=== Provided data ===
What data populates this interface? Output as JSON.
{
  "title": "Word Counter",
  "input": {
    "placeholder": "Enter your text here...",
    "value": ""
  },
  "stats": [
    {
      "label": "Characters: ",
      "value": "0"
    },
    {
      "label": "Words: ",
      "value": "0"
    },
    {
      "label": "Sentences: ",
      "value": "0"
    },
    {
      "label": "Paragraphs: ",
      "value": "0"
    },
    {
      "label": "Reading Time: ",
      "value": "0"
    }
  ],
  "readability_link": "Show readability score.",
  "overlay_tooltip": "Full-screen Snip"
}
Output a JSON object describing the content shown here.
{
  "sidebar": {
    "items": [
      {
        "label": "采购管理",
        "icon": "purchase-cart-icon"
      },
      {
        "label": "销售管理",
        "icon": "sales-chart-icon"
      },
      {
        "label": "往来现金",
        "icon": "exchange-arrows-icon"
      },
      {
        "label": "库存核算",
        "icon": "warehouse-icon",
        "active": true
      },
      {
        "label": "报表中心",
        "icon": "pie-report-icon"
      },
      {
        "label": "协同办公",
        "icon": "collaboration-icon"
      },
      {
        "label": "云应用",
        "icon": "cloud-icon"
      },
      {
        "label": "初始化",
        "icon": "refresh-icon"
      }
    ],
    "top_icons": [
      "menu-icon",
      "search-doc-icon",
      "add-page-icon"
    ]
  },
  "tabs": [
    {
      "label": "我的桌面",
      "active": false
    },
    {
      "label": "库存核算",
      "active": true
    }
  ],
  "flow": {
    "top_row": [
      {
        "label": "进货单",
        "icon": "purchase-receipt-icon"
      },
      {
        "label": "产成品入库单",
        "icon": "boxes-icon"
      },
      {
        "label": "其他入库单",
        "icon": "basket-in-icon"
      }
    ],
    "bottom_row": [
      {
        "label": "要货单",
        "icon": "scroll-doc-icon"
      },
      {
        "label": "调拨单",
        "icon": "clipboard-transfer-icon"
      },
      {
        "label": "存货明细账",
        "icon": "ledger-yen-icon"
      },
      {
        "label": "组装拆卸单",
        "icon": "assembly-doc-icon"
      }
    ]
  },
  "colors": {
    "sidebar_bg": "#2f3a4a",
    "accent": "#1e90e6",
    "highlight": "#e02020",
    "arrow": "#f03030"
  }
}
===
Gather each line in these records that contains the string "purchase".

        "icon": "purchase-cart-icon"
        "icon": "purchase-receipt-icon"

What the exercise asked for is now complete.